SELECTED EXCERPT:
________
Mark Stiving: Okay. That seems much. Yeah, absolutely. I understand completely and 300 bucks a year makes a lot of sense. Here’s a general rule of thumb is, if we could demonstrate that I’m going to make or save a company some number, it doesn’t matter what it is, $1 million, they tend to be willing to pay in the ballpark of 10% of that, in order to gain that. And if you’re saying to your clients, hey, for 5,000 you know you’re going to say $5,000 certainly, so that definitely you’re going to save $1,000 a year, then they should be willing to pay approximately 10% of that or 100 bucks a year for that service or for that capability in order to save that.

Jeremy Agulnek: Got it.

Mark Stiving: Does that make sense?

Jeremy Agulnek: Perfect sense. Yep. So is what you’re saying then that our service is overpriced or maybe we’re just that hundred thousand dollars a year estimate is, uh, could be too low as well?

Mark Stiving: I would guess… If you’re assuming that you’re selling today, which it sounds like you are, what that really means is that your estimate is too low. I would also believe that there are different estimates for different market segments. One of the things that you said, which I wish I hadn’t laughed at, is that in big cities, they have multiple accidents a day or there could be multiple accidents in a day.

Jeremy Agulnek: Correct.
________
WORK TO COMPLETE:
[1] Answer these questions about the pricing conversation:
(a) What share of the amount a company can make or save does Mark Stiving say buyers tend to be willing to pay?
(b) If the service is already selling, what does Stiving say that means about the estimate?
(c) What does Stiving recall being said about big cities?
[2] Carry on the pricing conversation between Mark Stiving and Jeremy Agulnek from the point where it stops.
________
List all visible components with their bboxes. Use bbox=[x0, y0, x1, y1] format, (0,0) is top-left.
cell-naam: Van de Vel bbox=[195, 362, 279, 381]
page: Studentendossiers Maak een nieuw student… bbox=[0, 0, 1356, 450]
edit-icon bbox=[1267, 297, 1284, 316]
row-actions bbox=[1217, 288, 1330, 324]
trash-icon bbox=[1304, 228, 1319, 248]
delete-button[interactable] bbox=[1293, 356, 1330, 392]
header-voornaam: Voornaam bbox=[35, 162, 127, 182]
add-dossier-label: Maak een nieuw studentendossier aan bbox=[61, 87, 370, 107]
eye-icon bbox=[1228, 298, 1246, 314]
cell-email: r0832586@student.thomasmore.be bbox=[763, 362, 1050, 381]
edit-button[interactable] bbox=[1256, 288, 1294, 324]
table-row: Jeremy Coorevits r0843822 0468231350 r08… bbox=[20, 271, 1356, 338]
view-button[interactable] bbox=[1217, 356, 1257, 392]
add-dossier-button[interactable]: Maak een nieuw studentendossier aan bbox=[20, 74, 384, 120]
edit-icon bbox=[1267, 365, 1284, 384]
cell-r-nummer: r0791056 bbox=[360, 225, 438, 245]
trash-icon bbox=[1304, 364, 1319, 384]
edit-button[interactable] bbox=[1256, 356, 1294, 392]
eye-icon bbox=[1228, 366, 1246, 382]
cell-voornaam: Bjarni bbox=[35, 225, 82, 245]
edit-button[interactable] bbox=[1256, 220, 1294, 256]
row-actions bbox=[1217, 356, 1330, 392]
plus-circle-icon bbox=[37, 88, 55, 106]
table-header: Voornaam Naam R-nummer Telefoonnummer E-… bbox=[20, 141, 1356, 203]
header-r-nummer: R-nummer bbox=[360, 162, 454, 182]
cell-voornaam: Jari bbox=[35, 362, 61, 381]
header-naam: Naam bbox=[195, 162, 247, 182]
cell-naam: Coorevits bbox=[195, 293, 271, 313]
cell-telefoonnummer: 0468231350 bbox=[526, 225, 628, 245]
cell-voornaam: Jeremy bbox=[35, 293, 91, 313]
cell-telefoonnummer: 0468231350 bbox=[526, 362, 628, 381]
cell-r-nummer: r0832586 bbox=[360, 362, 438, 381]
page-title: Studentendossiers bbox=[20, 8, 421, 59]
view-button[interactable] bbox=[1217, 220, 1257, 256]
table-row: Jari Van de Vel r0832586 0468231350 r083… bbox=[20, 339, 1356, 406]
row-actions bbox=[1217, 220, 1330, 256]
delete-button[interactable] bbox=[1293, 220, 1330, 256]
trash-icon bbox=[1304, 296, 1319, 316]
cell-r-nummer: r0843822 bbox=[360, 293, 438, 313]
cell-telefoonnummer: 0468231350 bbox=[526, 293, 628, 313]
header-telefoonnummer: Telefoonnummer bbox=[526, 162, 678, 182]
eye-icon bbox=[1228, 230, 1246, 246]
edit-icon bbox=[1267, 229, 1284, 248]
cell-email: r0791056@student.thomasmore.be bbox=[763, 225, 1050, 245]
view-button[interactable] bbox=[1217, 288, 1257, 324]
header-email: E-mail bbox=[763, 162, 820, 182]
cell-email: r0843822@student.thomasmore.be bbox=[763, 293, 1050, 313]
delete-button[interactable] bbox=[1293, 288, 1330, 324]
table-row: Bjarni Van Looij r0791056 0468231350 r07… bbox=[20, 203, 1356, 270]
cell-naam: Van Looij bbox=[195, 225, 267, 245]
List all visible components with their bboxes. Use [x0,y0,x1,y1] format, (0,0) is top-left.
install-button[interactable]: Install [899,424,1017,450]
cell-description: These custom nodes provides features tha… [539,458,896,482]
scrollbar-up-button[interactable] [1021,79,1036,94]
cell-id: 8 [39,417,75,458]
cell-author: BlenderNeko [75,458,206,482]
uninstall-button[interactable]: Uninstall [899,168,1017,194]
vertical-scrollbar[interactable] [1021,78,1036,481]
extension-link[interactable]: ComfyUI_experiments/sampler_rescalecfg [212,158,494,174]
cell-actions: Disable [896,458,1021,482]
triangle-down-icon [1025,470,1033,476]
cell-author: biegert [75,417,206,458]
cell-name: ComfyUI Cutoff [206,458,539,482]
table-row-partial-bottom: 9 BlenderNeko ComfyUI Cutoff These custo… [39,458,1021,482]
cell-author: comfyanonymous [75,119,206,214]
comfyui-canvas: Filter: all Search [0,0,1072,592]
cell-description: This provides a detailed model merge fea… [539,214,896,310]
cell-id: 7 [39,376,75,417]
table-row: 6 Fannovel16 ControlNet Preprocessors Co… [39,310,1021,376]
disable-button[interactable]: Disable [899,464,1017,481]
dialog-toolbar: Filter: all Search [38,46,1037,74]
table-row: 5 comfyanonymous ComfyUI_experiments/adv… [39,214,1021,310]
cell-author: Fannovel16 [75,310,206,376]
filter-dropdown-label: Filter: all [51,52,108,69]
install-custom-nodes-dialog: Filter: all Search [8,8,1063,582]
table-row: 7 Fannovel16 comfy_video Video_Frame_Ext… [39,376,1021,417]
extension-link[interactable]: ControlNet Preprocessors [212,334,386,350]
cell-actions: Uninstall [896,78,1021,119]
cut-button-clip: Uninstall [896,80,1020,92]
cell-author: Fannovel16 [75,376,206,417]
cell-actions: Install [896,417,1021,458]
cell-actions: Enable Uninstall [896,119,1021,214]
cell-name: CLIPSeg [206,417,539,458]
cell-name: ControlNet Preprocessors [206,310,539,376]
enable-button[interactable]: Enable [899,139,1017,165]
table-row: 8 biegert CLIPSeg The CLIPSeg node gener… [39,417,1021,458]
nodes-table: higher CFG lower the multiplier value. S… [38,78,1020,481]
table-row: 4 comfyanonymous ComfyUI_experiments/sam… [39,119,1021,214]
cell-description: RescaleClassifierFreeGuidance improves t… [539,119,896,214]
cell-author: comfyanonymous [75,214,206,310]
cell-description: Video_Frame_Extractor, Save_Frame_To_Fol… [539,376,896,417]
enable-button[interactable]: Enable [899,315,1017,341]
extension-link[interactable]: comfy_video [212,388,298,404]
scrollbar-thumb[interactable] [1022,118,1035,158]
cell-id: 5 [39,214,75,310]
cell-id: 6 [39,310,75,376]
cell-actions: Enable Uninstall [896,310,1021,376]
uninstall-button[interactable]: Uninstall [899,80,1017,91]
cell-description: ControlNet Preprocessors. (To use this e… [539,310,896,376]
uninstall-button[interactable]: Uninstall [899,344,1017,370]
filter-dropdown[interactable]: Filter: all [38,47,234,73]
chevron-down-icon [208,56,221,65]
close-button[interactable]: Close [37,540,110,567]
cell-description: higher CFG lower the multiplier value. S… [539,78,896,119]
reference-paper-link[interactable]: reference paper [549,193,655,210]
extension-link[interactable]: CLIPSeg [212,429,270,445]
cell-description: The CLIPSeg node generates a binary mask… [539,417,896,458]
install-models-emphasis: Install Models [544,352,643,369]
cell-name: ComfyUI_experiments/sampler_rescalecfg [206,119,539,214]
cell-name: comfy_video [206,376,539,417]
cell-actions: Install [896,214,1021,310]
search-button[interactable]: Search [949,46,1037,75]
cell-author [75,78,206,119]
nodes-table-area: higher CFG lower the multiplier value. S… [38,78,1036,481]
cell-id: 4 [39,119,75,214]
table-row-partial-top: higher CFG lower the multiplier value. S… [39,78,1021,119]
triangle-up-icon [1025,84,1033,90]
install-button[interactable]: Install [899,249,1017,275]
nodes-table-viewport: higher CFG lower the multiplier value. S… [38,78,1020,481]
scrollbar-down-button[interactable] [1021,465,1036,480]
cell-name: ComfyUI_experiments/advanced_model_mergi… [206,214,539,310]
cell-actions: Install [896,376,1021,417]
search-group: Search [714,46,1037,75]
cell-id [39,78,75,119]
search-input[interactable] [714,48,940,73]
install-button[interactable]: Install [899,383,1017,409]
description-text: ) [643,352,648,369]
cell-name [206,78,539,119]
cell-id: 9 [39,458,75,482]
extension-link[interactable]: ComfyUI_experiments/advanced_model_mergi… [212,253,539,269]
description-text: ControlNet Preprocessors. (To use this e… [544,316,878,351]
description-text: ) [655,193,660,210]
________
OUTPUTS IN ORDER:
[1]
(a) In the ballpark of 10% of that amount.
(b) It means the estimate is too low.
(c) That in big cities there are, or could be, multiple accidents in a day.

[2]
Mark Stiving: That says to me is that in big cities, that number’s way higher

Jeremy Agulnek: in that cost, they gave you too was actually a per vehicle fee. I don’t know if I, I don’t know if I said that up front. So, um, larger cities have more vehicles, right? They’ve got hundreds of vehicles as opposed to 10 or 20 in a, in a smaller suburban setting.

Mark Stiving: Right. Okay. I was assuming the fee is per vehicle, but you could say that in a larger city, there’s going to be more accidents just because there’s more traffic and the roads are smaller but what that says to me is that, the economic value to somebody in a big city is probably higher than the economic value to someone in a small city. The economic value to a fleet, who is just working in a large city, is probably higher than the economic value to a fleet who’s driving cross country.

Jeremy Agulnek: Yeah, I would agree.

Mark Stiving: Right. And the whole reason to have this conversations is, we want to understand who gets how much value out of our product. Because if we decide to do price segmentation and charging different types of customers, different prices based on the value they receive. And that makes a lot of sense for us to understand that.

Jeremy Agulnek: Yeah. And, and since you bring that up it’s interesting. Cause our focus from a go to market standpoint has really been on those kind of larger cities and the surrounding metropolitan areas. We’ve actually gone through and created a seven tiered systemor assignment for all the municipalities and in the US and Canada to basically identify which are the ones that probably have the biggest pain point here. In which the other ones, where they may not find as much value, so we actually have some different go to market strategies for those more rural departments, let’s say.

Mark Stiving: Yeah. I think that’s spot on, right? What you want to do is find the market segment, I’m gonna use that word. In market segment doesn’t have to mean geography. You find the market segment where they get the most value out of what you’re offering. And that’s where you go penetrate first because those are the people who have the biggest pain and they’re more likely to say yes to us. They’re more likely to pay us higher numbers and we start to build the business that way.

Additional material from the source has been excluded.